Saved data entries
☆ ☆ ☆ ☆ ☆ ☆ ☆

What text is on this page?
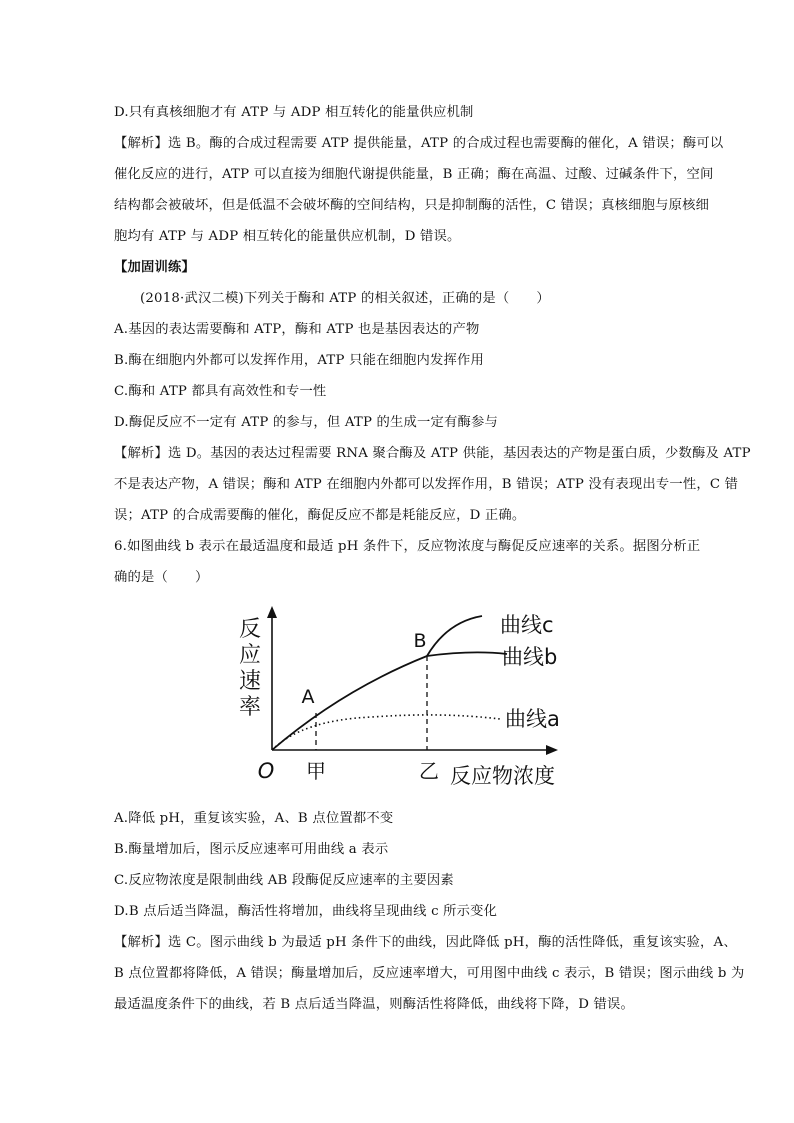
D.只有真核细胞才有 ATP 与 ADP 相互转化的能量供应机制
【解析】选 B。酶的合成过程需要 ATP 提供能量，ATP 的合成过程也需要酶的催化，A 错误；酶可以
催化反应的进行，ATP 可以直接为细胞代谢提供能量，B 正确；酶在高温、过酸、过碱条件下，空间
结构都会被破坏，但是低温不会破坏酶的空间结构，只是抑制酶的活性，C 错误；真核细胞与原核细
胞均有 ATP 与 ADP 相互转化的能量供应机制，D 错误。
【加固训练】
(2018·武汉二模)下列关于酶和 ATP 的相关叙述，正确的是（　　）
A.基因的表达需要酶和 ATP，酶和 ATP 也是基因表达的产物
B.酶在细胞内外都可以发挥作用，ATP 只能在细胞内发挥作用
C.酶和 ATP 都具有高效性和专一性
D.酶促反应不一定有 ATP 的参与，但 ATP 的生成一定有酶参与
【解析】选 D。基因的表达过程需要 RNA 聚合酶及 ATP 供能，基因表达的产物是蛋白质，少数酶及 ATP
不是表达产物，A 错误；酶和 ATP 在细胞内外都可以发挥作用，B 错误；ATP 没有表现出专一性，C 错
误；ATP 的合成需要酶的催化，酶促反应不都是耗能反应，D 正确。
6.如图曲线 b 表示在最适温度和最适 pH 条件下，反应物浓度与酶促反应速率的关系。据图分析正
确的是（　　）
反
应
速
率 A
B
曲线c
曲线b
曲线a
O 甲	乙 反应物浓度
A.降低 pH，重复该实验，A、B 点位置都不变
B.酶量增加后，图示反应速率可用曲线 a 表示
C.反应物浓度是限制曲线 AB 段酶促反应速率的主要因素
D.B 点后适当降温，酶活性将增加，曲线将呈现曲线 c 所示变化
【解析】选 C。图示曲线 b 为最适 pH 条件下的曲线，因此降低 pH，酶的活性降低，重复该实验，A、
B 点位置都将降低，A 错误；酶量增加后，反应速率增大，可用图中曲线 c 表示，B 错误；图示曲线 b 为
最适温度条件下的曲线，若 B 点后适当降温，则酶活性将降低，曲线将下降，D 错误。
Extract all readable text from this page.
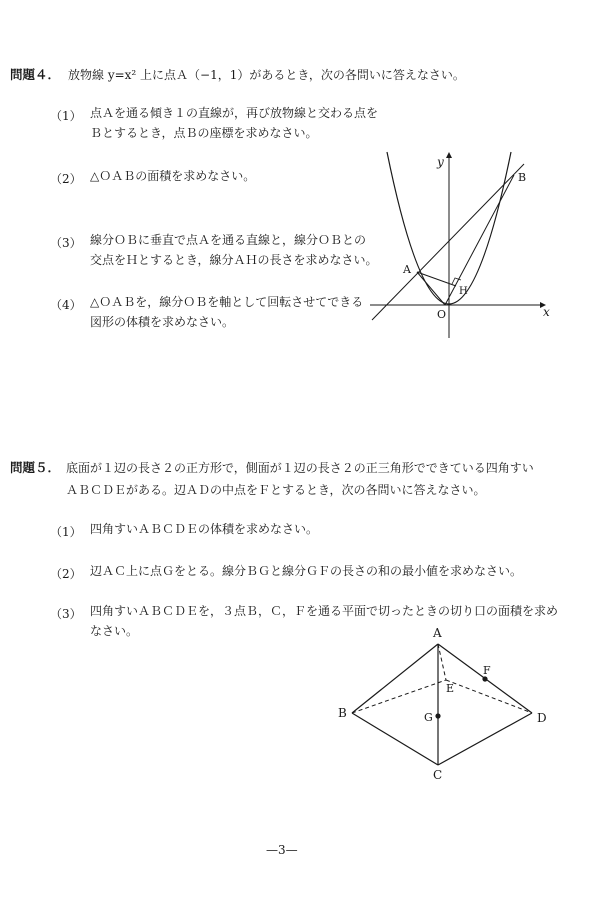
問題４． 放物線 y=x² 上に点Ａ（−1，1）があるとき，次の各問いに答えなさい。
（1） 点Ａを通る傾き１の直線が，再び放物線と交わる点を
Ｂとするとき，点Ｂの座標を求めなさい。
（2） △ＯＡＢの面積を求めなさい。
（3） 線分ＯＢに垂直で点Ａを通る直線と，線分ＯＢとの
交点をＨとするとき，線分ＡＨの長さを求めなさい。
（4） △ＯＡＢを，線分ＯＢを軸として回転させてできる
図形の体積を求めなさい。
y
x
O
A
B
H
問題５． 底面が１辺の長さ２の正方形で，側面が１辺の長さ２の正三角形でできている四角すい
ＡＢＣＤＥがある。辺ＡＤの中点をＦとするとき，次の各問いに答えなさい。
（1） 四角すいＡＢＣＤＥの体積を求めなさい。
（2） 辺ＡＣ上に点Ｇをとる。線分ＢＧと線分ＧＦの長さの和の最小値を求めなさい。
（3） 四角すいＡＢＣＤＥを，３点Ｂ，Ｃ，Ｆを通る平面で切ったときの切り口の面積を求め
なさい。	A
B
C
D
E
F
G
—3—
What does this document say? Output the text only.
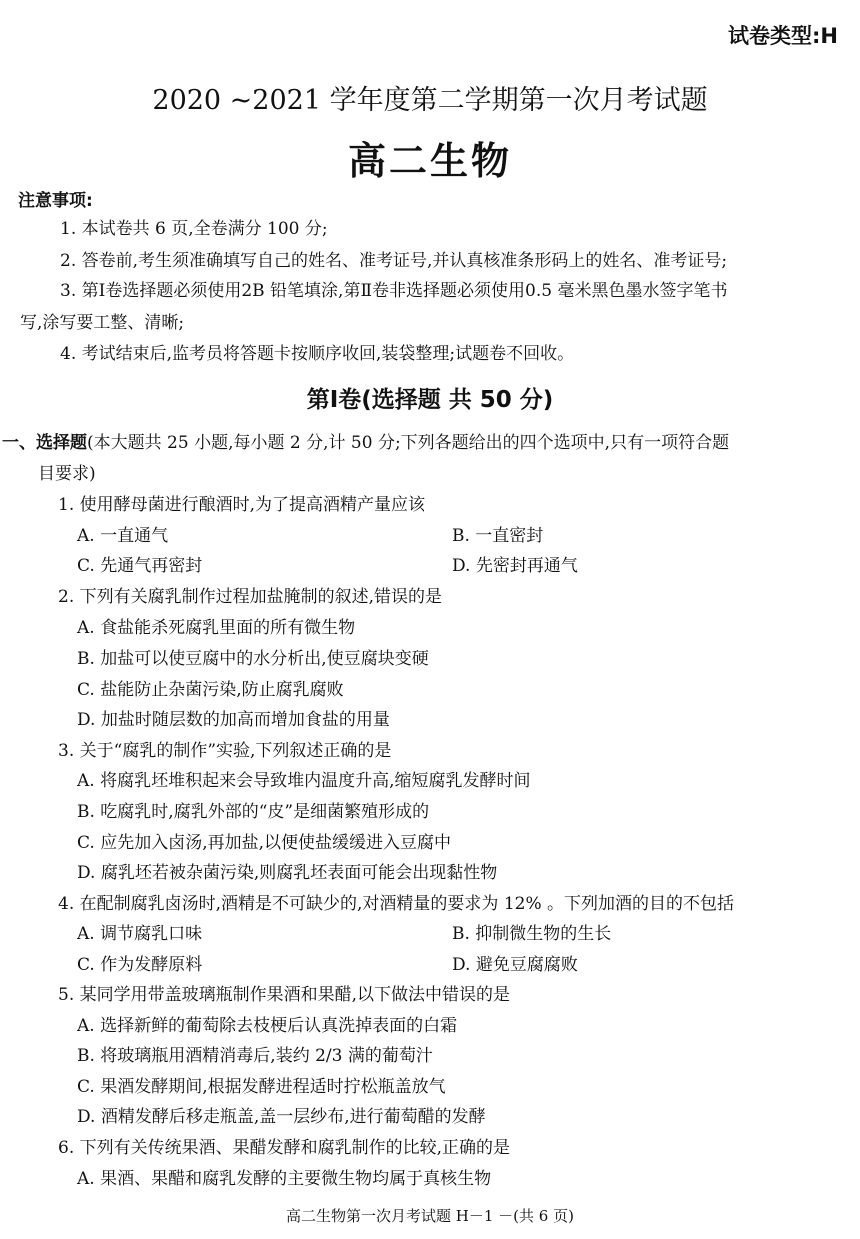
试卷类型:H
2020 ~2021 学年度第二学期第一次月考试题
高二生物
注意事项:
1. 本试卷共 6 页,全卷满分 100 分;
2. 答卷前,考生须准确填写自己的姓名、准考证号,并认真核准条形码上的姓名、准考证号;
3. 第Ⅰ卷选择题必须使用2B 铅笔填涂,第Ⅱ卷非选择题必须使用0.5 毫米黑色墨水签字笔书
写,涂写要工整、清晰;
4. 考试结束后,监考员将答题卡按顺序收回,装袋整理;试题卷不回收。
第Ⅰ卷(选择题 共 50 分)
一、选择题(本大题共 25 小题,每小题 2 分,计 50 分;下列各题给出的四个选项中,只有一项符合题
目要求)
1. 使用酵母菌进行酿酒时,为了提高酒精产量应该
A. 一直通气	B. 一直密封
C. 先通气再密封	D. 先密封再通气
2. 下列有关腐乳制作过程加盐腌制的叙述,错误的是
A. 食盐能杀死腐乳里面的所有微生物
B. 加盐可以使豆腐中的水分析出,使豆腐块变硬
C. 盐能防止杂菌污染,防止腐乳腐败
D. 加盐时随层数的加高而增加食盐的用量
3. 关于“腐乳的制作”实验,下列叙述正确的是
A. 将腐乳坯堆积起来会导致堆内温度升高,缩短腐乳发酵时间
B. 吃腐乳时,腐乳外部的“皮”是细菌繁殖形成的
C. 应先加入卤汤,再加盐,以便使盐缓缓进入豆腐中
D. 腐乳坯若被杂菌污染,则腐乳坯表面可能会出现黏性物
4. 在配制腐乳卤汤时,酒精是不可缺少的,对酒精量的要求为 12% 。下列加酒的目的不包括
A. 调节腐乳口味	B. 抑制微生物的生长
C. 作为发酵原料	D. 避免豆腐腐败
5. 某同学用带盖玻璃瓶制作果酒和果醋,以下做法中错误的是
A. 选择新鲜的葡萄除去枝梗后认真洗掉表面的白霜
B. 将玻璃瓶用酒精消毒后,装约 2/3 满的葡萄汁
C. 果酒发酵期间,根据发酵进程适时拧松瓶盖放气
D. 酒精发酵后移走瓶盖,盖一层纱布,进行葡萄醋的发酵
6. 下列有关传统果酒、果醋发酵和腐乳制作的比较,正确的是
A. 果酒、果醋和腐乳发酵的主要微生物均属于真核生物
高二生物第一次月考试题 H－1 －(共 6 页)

☆ ☆ ☆ ☆ ☆ ☆ ☆

| Problem details |
Select every line above that contains the word "What", and copy it.

| Answer to the task |
What text is on this page?
What does this document say? Output the text only.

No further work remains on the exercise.